DIVERGENCE OF GEOCHEMICAL TRACERS IN ANDESITIC SUITES FROM AMBIENT BASALT OVER ~3 M.Y. OF ACTIVITY AT THE GOAT ROCKS VOLCANIC COMPLEX, CASCADE ARC, WASHINGTON

Age and compositional data reveal ~3 m.y. of evolution of the recently extinct Goat Rocks volcanic complex, a long-lived cluster of broadly andesitic composite cones that was built in four stages. New ⁴⁰Ar/³⁹Ar ages on groundmass are more precise than, and typically consistent with or slightly younger than, previously determined zircon U/Pb ages (Wall et al., 2018). The productive Lake Creek volcano was active until at least 559 +/-5 ka, and thus a maximum ~119 k.y. elapsed before the onset of Old Snowy Mountain stage volcanism.

------------------------------------

• [What the exercise asks]: From the passage on the Goat Rocks volcanic complex, write out the part that begins with the words containing "Age and compositional" and ends with "Mountain stage volcanism.", word for word. Nothing in the lines that follow is needed for the work here.

------------------------------------

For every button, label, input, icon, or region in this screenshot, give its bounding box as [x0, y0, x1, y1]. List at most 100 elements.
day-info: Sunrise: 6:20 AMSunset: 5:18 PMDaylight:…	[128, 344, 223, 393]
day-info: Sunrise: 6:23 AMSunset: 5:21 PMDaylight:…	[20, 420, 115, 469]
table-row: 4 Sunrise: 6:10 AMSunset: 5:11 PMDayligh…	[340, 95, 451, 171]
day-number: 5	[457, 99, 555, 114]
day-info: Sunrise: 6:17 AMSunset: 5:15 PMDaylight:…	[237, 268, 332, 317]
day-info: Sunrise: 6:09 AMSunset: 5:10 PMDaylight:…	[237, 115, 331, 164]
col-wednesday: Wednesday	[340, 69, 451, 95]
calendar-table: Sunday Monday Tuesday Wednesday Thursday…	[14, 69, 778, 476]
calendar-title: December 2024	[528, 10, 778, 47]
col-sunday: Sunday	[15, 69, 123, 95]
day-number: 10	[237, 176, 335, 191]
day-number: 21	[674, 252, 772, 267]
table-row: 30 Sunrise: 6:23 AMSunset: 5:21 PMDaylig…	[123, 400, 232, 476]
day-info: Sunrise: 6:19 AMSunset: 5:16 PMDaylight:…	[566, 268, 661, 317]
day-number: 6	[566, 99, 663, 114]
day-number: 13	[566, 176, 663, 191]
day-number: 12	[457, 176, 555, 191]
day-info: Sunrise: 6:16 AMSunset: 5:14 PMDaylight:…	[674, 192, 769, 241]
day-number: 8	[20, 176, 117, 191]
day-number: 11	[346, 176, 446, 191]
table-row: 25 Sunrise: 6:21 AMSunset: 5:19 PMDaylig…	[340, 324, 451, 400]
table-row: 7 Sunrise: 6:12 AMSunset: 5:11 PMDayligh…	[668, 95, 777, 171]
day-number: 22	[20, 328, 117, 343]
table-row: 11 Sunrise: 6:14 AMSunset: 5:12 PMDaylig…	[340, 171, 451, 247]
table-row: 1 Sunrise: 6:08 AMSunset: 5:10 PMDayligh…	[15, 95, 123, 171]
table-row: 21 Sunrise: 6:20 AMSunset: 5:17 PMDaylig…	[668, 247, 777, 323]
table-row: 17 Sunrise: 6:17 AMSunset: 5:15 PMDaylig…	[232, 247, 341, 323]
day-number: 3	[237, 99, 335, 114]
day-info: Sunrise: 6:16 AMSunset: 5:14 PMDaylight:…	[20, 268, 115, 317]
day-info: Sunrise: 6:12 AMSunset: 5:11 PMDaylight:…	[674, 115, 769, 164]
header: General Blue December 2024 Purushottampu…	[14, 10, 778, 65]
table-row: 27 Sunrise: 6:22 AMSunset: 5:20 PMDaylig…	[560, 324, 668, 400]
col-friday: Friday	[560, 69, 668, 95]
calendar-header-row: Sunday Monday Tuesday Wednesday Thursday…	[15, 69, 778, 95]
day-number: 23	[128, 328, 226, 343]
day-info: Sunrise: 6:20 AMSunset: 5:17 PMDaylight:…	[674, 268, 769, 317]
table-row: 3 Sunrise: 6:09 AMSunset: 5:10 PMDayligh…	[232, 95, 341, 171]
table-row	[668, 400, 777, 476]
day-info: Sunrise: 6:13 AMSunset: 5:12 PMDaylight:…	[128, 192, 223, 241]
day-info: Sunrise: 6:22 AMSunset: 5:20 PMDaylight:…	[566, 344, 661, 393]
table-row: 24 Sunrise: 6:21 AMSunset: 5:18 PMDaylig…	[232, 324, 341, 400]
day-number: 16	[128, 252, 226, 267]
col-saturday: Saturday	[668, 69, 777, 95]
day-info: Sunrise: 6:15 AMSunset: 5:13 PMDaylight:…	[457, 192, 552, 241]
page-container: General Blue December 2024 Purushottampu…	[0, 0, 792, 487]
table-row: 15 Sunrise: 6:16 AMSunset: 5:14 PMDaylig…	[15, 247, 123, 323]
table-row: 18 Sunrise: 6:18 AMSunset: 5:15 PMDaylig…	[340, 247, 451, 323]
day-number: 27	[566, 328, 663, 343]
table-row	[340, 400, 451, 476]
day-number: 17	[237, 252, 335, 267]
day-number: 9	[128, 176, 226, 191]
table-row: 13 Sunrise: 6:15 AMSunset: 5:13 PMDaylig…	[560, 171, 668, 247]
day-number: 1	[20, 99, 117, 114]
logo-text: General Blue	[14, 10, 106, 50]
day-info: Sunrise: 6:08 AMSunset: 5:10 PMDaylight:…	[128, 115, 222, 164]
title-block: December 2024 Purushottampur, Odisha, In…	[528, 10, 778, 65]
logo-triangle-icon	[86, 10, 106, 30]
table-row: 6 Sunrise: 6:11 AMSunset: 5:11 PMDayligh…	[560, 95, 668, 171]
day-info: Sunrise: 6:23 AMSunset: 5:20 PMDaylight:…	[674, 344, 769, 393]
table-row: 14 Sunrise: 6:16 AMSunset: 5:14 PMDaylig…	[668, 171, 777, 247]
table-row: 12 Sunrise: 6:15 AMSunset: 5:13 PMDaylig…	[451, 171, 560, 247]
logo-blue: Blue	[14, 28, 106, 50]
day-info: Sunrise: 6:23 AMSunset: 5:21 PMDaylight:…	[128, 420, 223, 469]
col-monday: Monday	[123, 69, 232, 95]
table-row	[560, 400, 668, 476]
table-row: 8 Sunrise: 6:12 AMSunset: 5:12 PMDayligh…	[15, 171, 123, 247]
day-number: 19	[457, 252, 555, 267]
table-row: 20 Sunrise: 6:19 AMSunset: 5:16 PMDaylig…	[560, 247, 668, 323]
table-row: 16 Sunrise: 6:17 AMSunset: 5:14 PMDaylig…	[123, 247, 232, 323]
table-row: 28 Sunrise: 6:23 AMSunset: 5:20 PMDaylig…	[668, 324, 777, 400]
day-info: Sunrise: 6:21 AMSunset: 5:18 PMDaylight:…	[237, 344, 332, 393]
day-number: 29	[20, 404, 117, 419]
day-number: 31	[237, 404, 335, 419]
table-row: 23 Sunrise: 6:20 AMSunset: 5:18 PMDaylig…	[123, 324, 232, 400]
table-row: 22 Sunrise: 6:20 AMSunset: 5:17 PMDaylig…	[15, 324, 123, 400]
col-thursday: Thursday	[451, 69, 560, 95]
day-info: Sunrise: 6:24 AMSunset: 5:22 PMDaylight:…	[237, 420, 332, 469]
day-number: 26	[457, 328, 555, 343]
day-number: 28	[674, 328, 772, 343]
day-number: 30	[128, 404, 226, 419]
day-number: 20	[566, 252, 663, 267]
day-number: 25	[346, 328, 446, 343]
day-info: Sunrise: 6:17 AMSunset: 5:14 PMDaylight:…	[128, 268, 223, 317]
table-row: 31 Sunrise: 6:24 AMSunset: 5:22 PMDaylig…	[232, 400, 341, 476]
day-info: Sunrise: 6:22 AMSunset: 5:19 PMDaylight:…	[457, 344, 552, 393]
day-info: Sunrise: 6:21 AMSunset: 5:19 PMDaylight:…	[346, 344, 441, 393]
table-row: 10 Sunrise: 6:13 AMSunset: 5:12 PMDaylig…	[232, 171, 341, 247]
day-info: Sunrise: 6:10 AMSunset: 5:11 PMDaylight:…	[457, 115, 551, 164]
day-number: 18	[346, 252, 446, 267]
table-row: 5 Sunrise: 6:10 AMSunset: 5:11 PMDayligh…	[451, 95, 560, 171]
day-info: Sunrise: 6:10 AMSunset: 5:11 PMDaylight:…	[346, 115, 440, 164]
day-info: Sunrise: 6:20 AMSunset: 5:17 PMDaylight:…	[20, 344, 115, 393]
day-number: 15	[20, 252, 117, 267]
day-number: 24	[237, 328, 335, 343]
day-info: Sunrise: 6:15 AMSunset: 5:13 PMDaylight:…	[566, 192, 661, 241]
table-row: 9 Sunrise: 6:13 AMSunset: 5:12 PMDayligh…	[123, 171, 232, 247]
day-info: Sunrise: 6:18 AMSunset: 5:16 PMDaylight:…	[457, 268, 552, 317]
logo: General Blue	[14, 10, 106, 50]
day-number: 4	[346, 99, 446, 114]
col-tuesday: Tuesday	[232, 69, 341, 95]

------------------------------------

• [Your solution]:
Age and compositional data reveal ~3 m.y. of evolution of the recently extinct Goat Rocks volcanic complex, a long-lived cluster of broadly andesitic composite cones that was built in four stages. New ⁴⁰Ar/³⁹Ar ages on groundmass are more precise than, and typically consistent with or slightly younger than, previously determined zircon U/Pb ages (Wall et al., 2018). The productive Lake Creek volcano was active until at least 559 +/-5 ka, and thus a maximum ~119 k.y. elapsed before the onset of Old Snowy Mountain stage volcanism.